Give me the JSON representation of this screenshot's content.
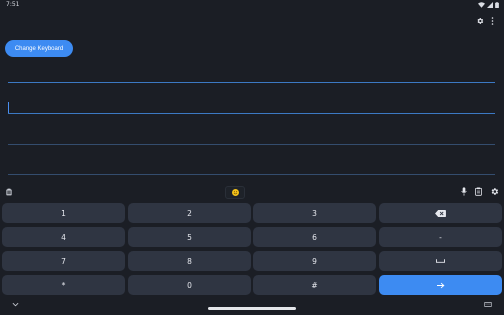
{
  "status": {
    "time": "7:51"
  },
  "actions": {
    "change_keyboard": "Change Keyboard"
  },
  "colors": {
    "accent": "#3d8bf2",
    "key_bg": "#2f3542",
    "background": "#1b1e25",
    "emoji": "#f4c21a"
  },
  "toolbar": {
    "left_icon": "clipboard-clear-icon",
    "center_icon": "emoji-icon",
    "right_icons": [
      "microphone-icon",
      "clipboard-icon",
      "settings-icon"
    ]
  },
  "keyboard": {
    "rows": [
      [
        "1",
        "2",
        "3",
        "⌫"
      ],
      [
        "4",
        "5",
        "6",
        "-"
      ],
      [
        "7",
        "8",
        "9",
        "␣"
      ],
      [
        "*",
        "0",
        "#",
        "→"
      ]
    ]
  }
}
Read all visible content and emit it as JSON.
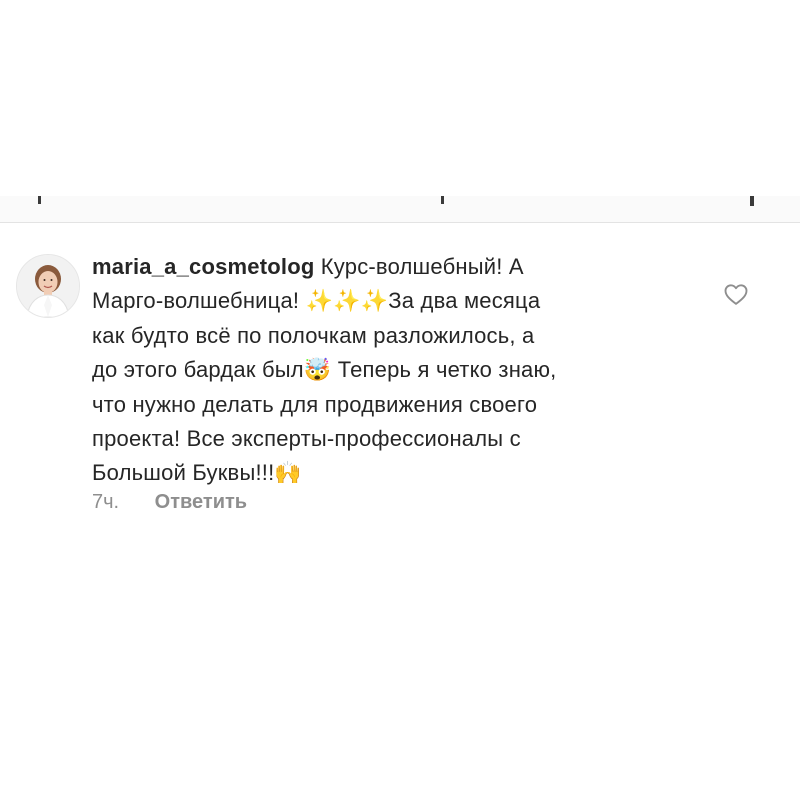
{
  "comment": {
    "username": "maria_a_cosmetolog",
    "lines": [
      {
        "text": "Курс-волшебный! А"
      },
      {
        "text": "Марго-волшебница! ",
        "emoji": "✨✨✨",
        "tail": "За два месяца"
      },
      {
        "text": "как будто всё по полочкам разложилось, а"
      },
      {
        "text": "до этого бардак был",
        "emoji": "🤯",
        "tail": " Теперь я четко знаю,"
      },
      {
        "text": "что нужно делать для продвижения своего"
      },
      {
        "text": "проекта! Все эксперты-профессионалы с"
      },
      {
        "text": "Большой Буквы!!!",
        "emoji": "🙌"
      }
    ],
    "time": "7ч.",
    "reply_label": "Ответить",
    "like_icon": "heart-outline-icon"
  },
  "colors": {
    "text": "#262626",
    "secondary": "#8e8e8e",
    "divider": "#e3e3e3"
  }
}
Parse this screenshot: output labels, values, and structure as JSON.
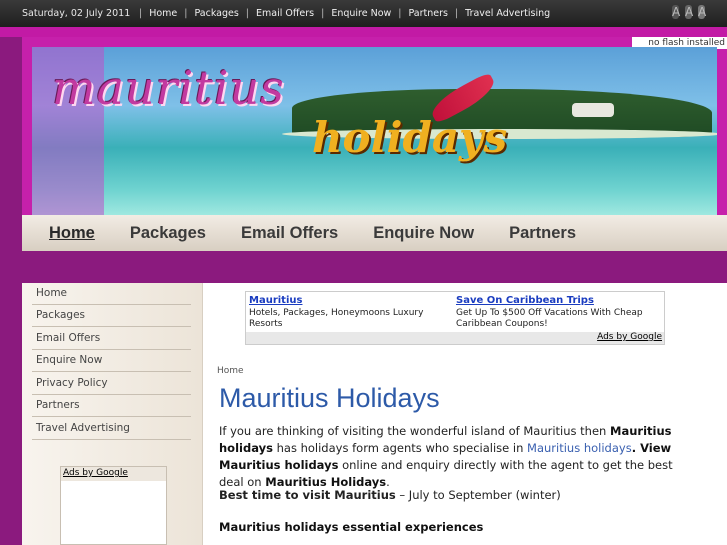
{
  "topbar": {
    "date": "Saturday, 02 July 2011",
    "links": [
      "Home",
      "Packages",
      "Email Offers",
      "Enquire Now",
      "Partners",
      "Travel Advertising"
    ],
    "text_size_glyph": "A"
  },
  "header": {
    "flash_note": "no flash installed",
    "title_line1": "mauritius",
    "title_line2": "holidays"
  },
  "mainnav": [
    "Home",
    "Packages",
    "Email Offers",
    "Enquire Now",
    "Partners"
  ],
  "sidebar": {
    "items": [
      "Home",
      "Packages",
      "Email Offers",
      "Enquire Now",
      "Privacy Policy",
      "Partners",
      "Travel Advertising"
    ],
    "ads_label": "Ads by Google"
  },
  "ads": {
    "ad1_title": "Mauritius",
    "ad1_desc": "Hotels, Packages, Honeymoons Luxury Resorts",
    "ad2_title": "Save On Caribbean Trips",
    "ad2_desc": "Get Up To $500 Off Vacations With Cheap Caribbean Coupons!",
    "ads_by": "Ads by Google"
  },
  "main": {
    "breadcrumb": "Home",
    "title": "Mauritius Holidays",
    "p1_a": "If you are thinking of visiting the wonderful island of Mauritius then ",
    "p1_b": "Mauritius holidays",
    "p1_c": " has holidays form agents who specialise in ",
    "p1_link": "Mauritius holidays",
    "p1_d": ". View ",
    "p1_e": "Mauritius holidays",
    "p1_f": " online and enquiry directly with the agent to get the best deal on ",
    "p1_g": "Mauritius Holidays",
    "p1_h": ".",
    "p2_bold": "Best time to visit Mauritius",
    "p2_rest": " – July to September (winter)",
    "p3": "Mauritius holidays essential experiences"
  }
}
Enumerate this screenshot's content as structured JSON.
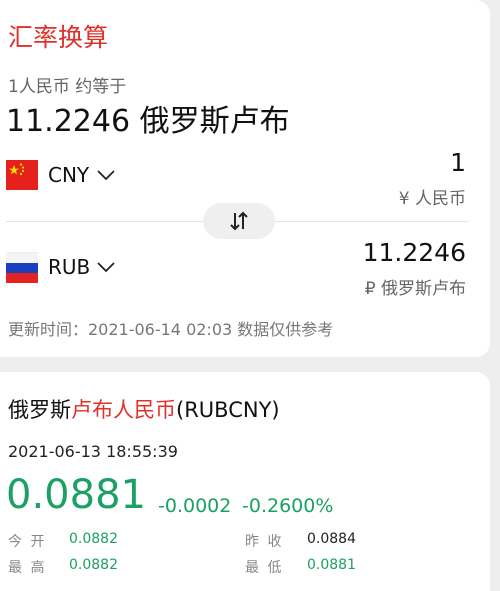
{
  "converter": {
    "title": "汇率换算",
    "subtitle": "1人民币 约等于",
    "rate_text": "11.2246 俄罗斯卢布",
    "from": {
      "code": "CNY",
      "amount": "1",
      "currency_name": "¥ 人民币",
      "flag": "china-flag-icon"
    },
    "to": {
      "code": "RUB",
      "amount": "11.2246",
      "currency_name": "₽ 俄罗斯卢布",
      "flag": "russia-flag-icon"
    },
    "updated": "更新时间：2021-06-14 02:03 数据仅供参考",
    "swap_icon": "swap-arrows-icon"
  },
  "quote": {
    "title_prefix": "俄罗斯",
    "title_highlight": "卢布人民币",
    "title_suffix": "(RUBCNY)",
    "datetime": "2021-06-13 18:55:39",
    "price": "0.0881",
    "change": "-0.0002",
    "change_pct": "-0.2600%",
    "open_label": "今 开",
    "open": "0.0882",
    "prev_close_label": "昨 收",
    "prev_close": "0.0884",
    "high_label": "最 高",
    "high": "0.0882",
    "low_label": "最 低",
    "low": "0.0881"
  },
  "colors": {
    "accent_red": "#e0302a",
    "down_green": "#1aa163"
  }
}
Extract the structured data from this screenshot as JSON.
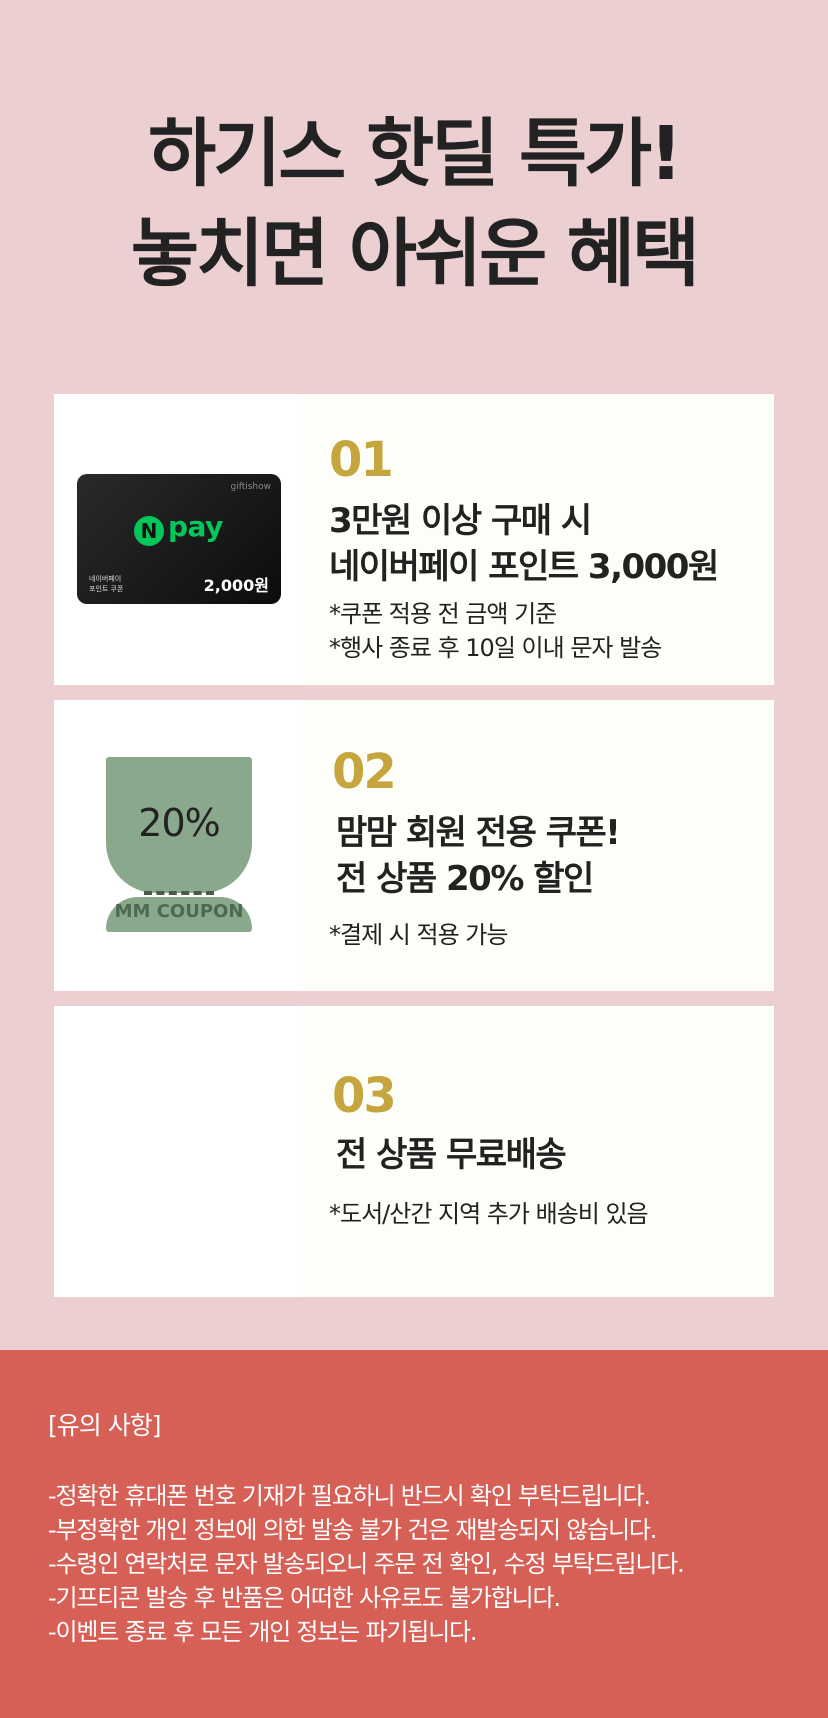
{
  "hero": {
    "title_line1": "하기스 핫딜 특가!",
    "title_line2": "놓치면 아쉬운 혜택"
  },
  "benefits": [
    {
      "number": "01",
      "headline_line1": "3만원 이상 구매 시",
      "headline_line2": "네이버페이 포인트 3,000원",
      "notes": [
        "*쿠폰 적용 전 금액 기준",
        "*행사 종료 후 10일 이내 문자 발송"
      ],
      "coupon": {
        "brand": "giftishow",
        "logo_letter": "N",
        "logo_text": "pay",
        "small_line1": "네이버페이",
        "small_line2": "포인트 쿠폰",
        "amount": "2,000원"
      }
    },
    {
      "number": "02",
      "headline_line1": "맘맘 회원 전용 쿠폰!",
      "headline_line2": "전 상품 20% 할인",
      "notes": [
        "*결제 시 적용 가능"
      ],
      "coupon": {
        "percent": "20%",
        "label": "MM COUPON"
      }
    },
    {
      "number": "03",
      "headline_line1": "전 상품 무료배송",
      "notes": [
        "*도서/산간 지역 추가 배송비 있음"
      ]
    }
  ],
  "notice": {
    "title": "[유의 사항]",
    "lines": [
      "-정확한 휴대폰 번호 기재가 필요하니 반드시 확인 부탁드립니다.",
      "-부정확한 개인 정보에 의한 발송 불가 건은 재발송되지 않습니다.",
      "-수령인 연락처로 문자 발송되오니 주문 전 확인, 수정 부탁드립니다.",
      "-기프티콘 발송 후 반품은 어떠한 사유로도 불가합니다.",
      "-이벤트 종료 후 모든 개인 정보는 파기됩니다."
    ]
  },
  "colors": {
    "background": "#ecd0d1",
    "accent_number": "#c5a63e",
    "notice_background": "#d65f56",
    "npay_green": "#03c75a",
    "coupon_green": "#8aa88c"
  }
}
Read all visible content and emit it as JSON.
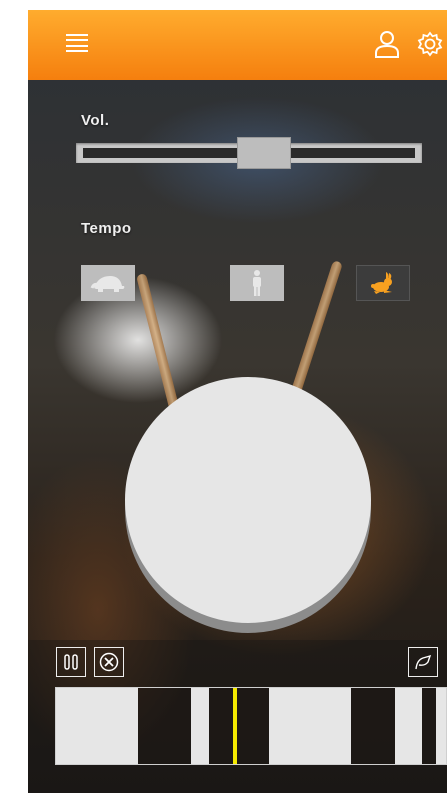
{
  "header": {
    "menu_icon": "hamburger-menu-icon",
    "user_icon": "user-icon",
    "settings_icon": "gear-icon",
    "color_top": "#ffac2e",
    "color_bottom": "#f57f0e"
  },
  "volume": {
    "label": "Vol.",
    "level": 0.55
  },
  "tempo": {
    "label": "Tempo",
    "options": [
      {
        "name": "slow",
        "icon": "turtle-icon",
        "selected": false
      },
      {
        "name": "normal",
        "icon": "person-icon",
        "selected": false
      },
      {
        "name": "fast",
        "icon": "rabbit-icon",
        "selected": true
      }
    ],
    "accent_color": "#f7a020"
  },
  "pad": {
    "icon": "drum-pad"
  },
  "controls": {
    "pause_icon": "pause-icon",
    "clear_icon": "clear-circle-x-icon",
    "share_icon": "share-curve-icon"
  },
  "timeline": {
    "segments": [
      {
        "start": 0.0,
        "end": 0.21
      },
      {
        "start": 0.345,
        "end": 0.39
      },
      {
        "start": 0.545,
        "end": 0.755
      },
      {
        "start": 0.87,
        "end": 0.94
      },
      {
        "start": 0.975,
        "end": 1.0
      }
    ],
    "playhead": 0.455,
    "playhead_color": "#f5ea00"
  }
}
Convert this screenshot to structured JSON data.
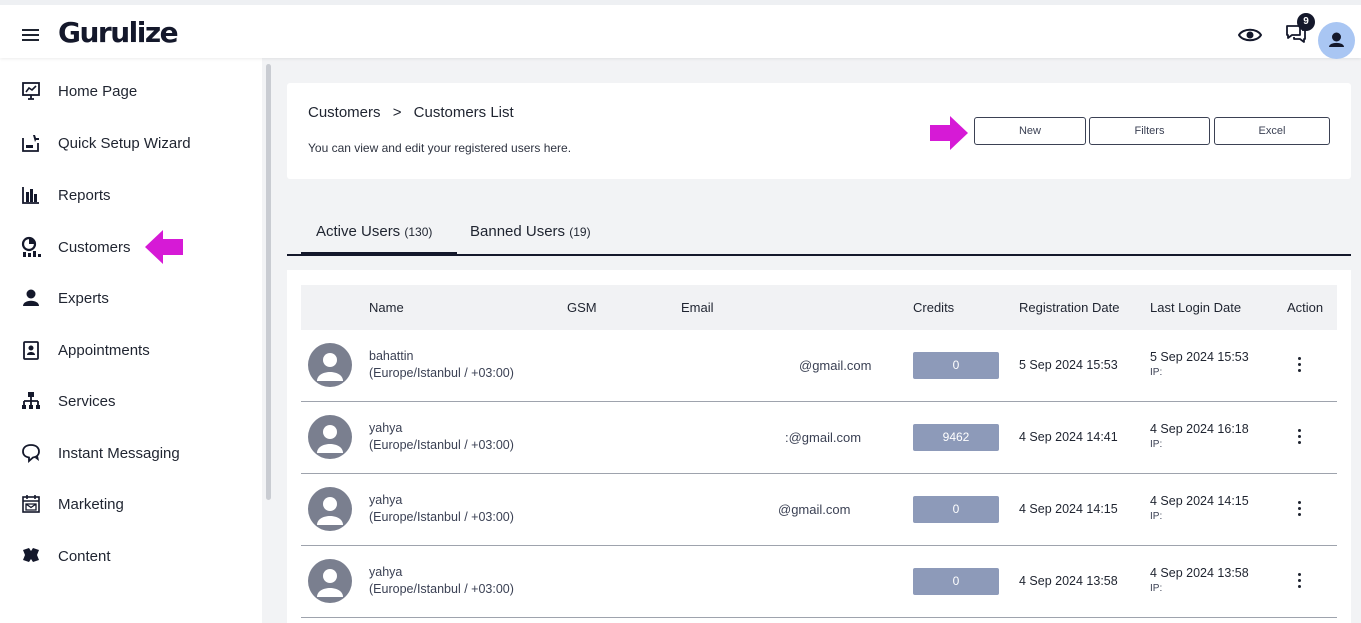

--

**Set exercise**
Make an exact copy of the data, leaving its pictures out.

**Full answer**
Give me the JSON representation of this screenshot's content.
{
  "status": {
    "time": "7:51"
  },
  "actions": {
    "change_keyboard": "Change Keyboard"
  },
  "colors": {
    "accent": "#3d8bf2",
    "key_bg": "#2f3542",
    "background": "#1b1e25",
    "emoji": "#f4c21a"
  },
  "toolbar": {
    "left_icon": "clipboard-clear-icon",
    "center_icon": "emoji-icon",
    "right_icons": [
      "microphone-icon",
      "clipboard-icon",
      "settings-icon"
    ]
  },
  "keyboard": {
    "rows": [
      [
        "1",
        "2",
        "3",
        "⌫"
      ],
      [
        "4",
        "5",
        "6",
        "-"
      ],
      [
        "7",
        "8",
        "9",
        "␣"
      ],
      [
        "*",
        "0",
        "#",
        "→"
      ]
    ]
  }
}
Read all visible content and emit it as JSON.
{
  "comment": {
    "username": "maria_a_cosmetolog",
    "lines": [
      {
        "text": "Курс-волшебный! А"
      },
      {
        "text": "Марго-волшебница! ",
        "emoji": "✨✨✨",
        "tail": "За два месяца"
      },
      {
        "text": "как будто всё по полочкам разложилось, а"
      },
      {
        "text": "до этого бардак был",
        "emoji": "🤯",
        "tail": " Теперь я четко знаю,"
      },
      {
        "text": "что нужно делать для продвижения своего"
      },
      {
        "text": "проекта! Все эксперты-профессионалы с"
      },
      {
        "text": "Большой Буквы!!!",
        "emoji": "🙌"
      }
    ],
    "time": "7ч.",
    "reply_label": "Ответить",
    "like_icon": "heart-outline-icon"
  },
  "colors": {
    "text": "#262626",
    "secondary": "#8e8e8e",
    "divider": "#e3e3e3"
  }
}
Parse this screenshot: output labels, values, and structure as JSON.
{
  "topbar": {
    "date": "Saturday, 02 July 2011",
    "links": [
      "Home",
      "Packages",
      "Email Offers",
      "Enquire Now",
      "Partners",
      "Travel Advertising"
    ],
    "text_size_glyph": "A"
  },
  "header": {
    "flash_note": "no flash installed",
    "title_line1": "mauritius",
    "title_line2": "holidays"
  },
  "mainnav": [
    "Home",
    "Packages",
    "Email Offers",
    "Enquire Now",
    "Partners"
  ],
  "sidebar": {
    "items": [
      "Home",
      "Packages",
      "Email Offers",
      "Enquire Now",
      "Privacy Policy",
      "Partners",
      "Travel Advertising"
    ],
    "ads_label": "Ads by Google"
  },
  "ads": {
    "ad1_title": "Mauritius",
    "ad1_desc": "Hotels, Packages, Honeymoons Luxury Resorts",
    "ad2_title": "Save On Caribbean Trips",
    "ad2_desc": "Get Up To $500 Off Vacations With Cheap Caribbean Coupons!",
    "ads_by": "Ads by Google"
  },
  "main": {
    "breadcrumb": "Home",
    "title": "Mauritius Holidays",
    "p1_a": "If you are thinking of visiting the wonderful island of Mauritius then ",
    "p1_b": "Mauritius holidays",
    "p1_c": " has holidays form agents who specialise in ",
    "p1_link": "Mauritius holidays",
    "p1_d": ". View ",
    "p1_e": "Mauritius holidays",
    "p1_f": " online and enquiry directly with the agent to get the best deal on ",
    "p1_g": "Mauritius Holidays",
    "p1_h": ".",
    "p2_bold": "Best time to visit Mauritius",
    "p2_rest": " – July to September (winter)",
    "p3": "Mauritius holidays essential experiences"
  }
}
Enumerate this screenshot's content as structured JSON.
{
  "converter": {
    "title": "汇率换算",
    "subtitle": "1人民币 约等于",
    "rate_text": "11.2246 俄罗斯卢布",
    "from": {
      "code": "CNY",
      "amount": "1",
      "currency_name": "¥ 人民币",
      "flag": "china-flag-icon"
    },
    "to": {
      "code": "RUB",
      "amount": "11.2246",
      "currency_name": "₽ 俄罗斯卢布",
      "flag": "russia-flag-icon"
    },
    "updated": "更新时间：2021-06-14 02:03 数据仅供参考",
    "swap_icon": "swap-arrows-icon"
  },
  "quote": {
    "title_prefix": "俄罗斯",
    "title_highlight": "卢布人民币",
    "title_suffix": "(RUBCNY)",
    "datetime": "2021-06-13 18:55:39",
    "price": "0.0881",
    "change": "-0.0002",
    "change_pct": "-0.2600%",
    "open_label": "今 开",
    "open": "0.0882",
    "prev_close_label": "昨 收",
    "prev_close": "0.0884",
    "high_label": "最 高",
    "high": "0.0882",
    "low_label": "最 低",
    "low": "0.0881"
  },
  "colors": {
    "accent_red": "#e0302a",
    "down_green": "#1aa163"
  }
}
Extract the structured data from this screenshot as JSON.
{
  "hero": {
    "title_line1": "하기스 핫딜 특가!",
    "title_line2": "놓치면 아쉬운 혜택"
  },
  "benefits": [
    {
      "number": "01",
      "headline_line1": "3만원 이상 구매 시",
      "headline_line2": "네이버페이 포인트 3,000원",
      "notes": [
        "*쿠폰 적용 전 금액 기준",
        "*행사 종료 후 10일 이내 문자 발송"
      ],
      "coupon": {
        "brand": "giftishow",
        "logo_letter": "N",
        "logo_text": "pay",
        "small_line1": "네이버페이",
        "small_line2": "포인트 쿠폰",
        "amount": "2,000원"
      }
    },
    {
      "number": "02",
      "headline_line1": "맘맘 회원 전용 쿠폰!",
      "headline_line2": "전 상품 20% 할인",
      "notes": [
        "*결제 시 적용 가능"
      ],
      "coupon": {
        "percent": "20%",
        "label": "MM COUPON"
      }
    },
    {
      "number": "03",
      "headline_line1": "전 상품 무료배송",
      "notes": [
        "*도서/산간 지역 추가 배송비 있음"
      ]
    }
  ],
  "notice": {
    "title": "[유의 사항]",
    "lines": [
      "-정확한 휴대폰 번호 기재가 필요하니 반드시 확인 부탁드립니다.",
      "-부정확한 개인 정보에 의한 발송 불가 건은 재발송되지 않습니다.",
      "-수령인 연락처로 문자 발송되오니 주문 전 확인, 수정 부탁드립니다.",
      "-기프티콘 발송 후 반품은 어떠한 사유로도 불가합니다.",
      "-이벤트 종료 후 모든 개인 정보는 파기됩니다."
    ]
  },
  "colors": {
    "background": "#ecd0d1",
    "accent_number": "#c5a63e",
    "notice_background": "#d65f56",
    "npay_green": "#03c75a",
    "coupon_green": "#8aa88c"
  }
}
Read all visible content and emit it as JSON.
{
  "header": {
    "menu_icon": "hamburger-menu-icon",
    "user_icon": "user-icon",
    "settings_icon": "gear-icon",
    "color_top": "#ffac2e",
    "color_bottom": "#f57f0e"
  },
  "volume": {
    "label": "Vol.",
    "level": 0.55
  },
  "tempo": {
    "label": "Tempo",
    "options": [
      {
        "name": "slow",
        "icon": "turtle-icon",
        "selected": false
      },
      {
        "name": "normal",
        "icon": "person-icon",
        "selected": false
      },
      {
        "name": "fast",
        "icon": "rabbit-icon",
        "selected": true
      }
    ],
    "accent_color": "#f7a020"
  },
  "pad": {
    "icon": "drum-pad"
  },
  "controls": {
    "pause_icon": "pause-icon",
    "clear_icon": "clear-circle-x-icon",
    "share_icon": "share-curve-icon"
  },
  "timeline": {
    "segments": [
      {
        "start": 0.0,
        "end": 0.21
      },
      {
        "start": 0.345,
        "end": 0.39
      },
      {
        "start": 0.545,
        "end": 0.755
      },
      {
        "start": 0.87,
        "end": 0.94
      },
      {
        "start": 0.975,
        "end": 1.0
      }
    ],
    "playhead": 0.455,
    "playhead_color": "#f5ea00"
  }
}
Convert this screenshot to structured JSON data.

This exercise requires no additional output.